Task: Turn every line of the entries below into a numbered list, skipping any blank lines.

— BEGIN Input —

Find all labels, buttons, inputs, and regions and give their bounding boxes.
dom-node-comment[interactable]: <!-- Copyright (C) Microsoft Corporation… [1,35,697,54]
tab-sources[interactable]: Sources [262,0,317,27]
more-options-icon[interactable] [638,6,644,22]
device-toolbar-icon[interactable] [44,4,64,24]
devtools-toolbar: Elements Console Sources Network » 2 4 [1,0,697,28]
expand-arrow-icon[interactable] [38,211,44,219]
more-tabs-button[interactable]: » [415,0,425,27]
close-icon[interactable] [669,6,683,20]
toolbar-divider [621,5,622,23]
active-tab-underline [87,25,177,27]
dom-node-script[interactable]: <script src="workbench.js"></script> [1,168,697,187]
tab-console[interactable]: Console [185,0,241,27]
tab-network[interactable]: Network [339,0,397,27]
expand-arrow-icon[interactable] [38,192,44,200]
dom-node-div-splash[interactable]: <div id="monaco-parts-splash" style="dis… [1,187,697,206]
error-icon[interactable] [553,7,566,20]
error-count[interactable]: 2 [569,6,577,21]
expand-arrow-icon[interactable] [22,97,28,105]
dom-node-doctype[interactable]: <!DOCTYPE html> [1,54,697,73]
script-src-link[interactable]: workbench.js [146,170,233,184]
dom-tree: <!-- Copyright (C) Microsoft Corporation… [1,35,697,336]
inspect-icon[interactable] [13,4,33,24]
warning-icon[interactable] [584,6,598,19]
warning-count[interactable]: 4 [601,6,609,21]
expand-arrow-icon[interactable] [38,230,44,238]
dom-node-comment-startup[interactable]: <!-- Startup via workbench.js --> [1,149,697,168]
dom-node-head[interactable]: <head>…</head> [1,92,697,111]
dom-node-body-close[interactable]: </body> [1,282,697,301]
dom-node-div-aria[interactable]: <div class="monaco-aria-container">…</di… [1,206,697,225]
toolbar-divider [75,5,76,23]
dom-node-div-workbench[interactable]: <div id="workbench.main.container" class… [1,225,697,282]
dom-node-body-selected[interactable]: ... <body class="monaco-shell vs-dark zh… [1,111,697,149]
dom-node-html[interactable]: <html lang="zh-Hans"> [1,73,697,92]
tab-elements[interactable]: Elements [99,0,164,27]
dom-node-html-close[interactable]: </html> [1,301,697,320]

— END Input —

Answer to this problem:
1. Find all labels, buttons, inputs, and regions and give their bounding boxes.
2. dom-node-comment[interactable]: <!-- Copyright (C) Microsoft Corporation… [1,35,697,54]
3. tab-sources[interactable]: Sources [262,0,317,27]
4. more-options-icon[interactable] [638,6,644,22]
5. device-toolbar-icon[interactable] [44,4,64,24]
6. devtools-toolbar: Elements Console Sources Network » 2 4 [1,0,697,28]
7. expand-arrow-icon[interactable] [38,211,44,219]
8. more-tabs-button[interactable]: » [415,0,425,27]
9. close-icon[interactable] [669,6,683,20]
10. toolbar-divider [621,5,622,23]
11. active-tab-underline [87,25,177,27]
12. dom-node-script[interactable]: <script src="workbench.js"></script> [1,168,697,187]
13. tab-console[interactable]: Console [185,0,241,27]
14. tab-network[interactable]: Network [339,0,397,27]
15. expand-arrow-icon[interactable] [38,192,44,200]
16. dom-node-div-splash[interactable]: <div id="monaco-parts-splash" style="dis… [1,187,697,206]
17. error-icon[interactable] [553,7,566,20]
18. error-count[interactable]: 2 [569,6,577,21]
19. expand-arrow-icon[interactable] [22,97,28,105]
20. dom-node-doctype[interactable]: <!DOCTYPE html> [1,54,697,73]
21. script-src-link[interactable]: workbench.js [146,170,233,184]
22. dom-tree: <!-- Copyright (C) Microsoft Corporation… [1,35,697,336]
23. inspect-icon[interactable] [13,4,33,24]
24. warning-icon[interactable] [584,6,598,19]
25. warning-count[interactable]: 4 [601,6,609,21]
26. expand-arrow-icon[interactable] [38,230,44,238]
27. dom-node-comment-startup[interactable]: <!-- Startup via workbench.js --> [1,149,697,168]
28. dom-node-head[interactable]: <head>…</head> [1,92,697,111]
29. dom-node-body-close[interactable]: </body> [1,282,697,301]
30. dom-node-div-aria[interactable]: <div class="monaco-aria-container">…</di… [1,206,697,225]
31. toolbar-divider [75,5,76,23]
32. dom-node-div-workbench[interactable]: <div id="workbench.main.container" class… [1,225,697,282]
33. dom-node-body-selected[interactable]: ... <body class="monaco-shell vs-dark zh… [1,111,697,149]
34. dom-node-html[interactable]: <html lang="zh-Hans"> [1,73,697,92]
35. tab-elements[interactable]: Elements [99,0,164,27]
36. dom-node-html-close[interactable]: </html> [1,301,697,320]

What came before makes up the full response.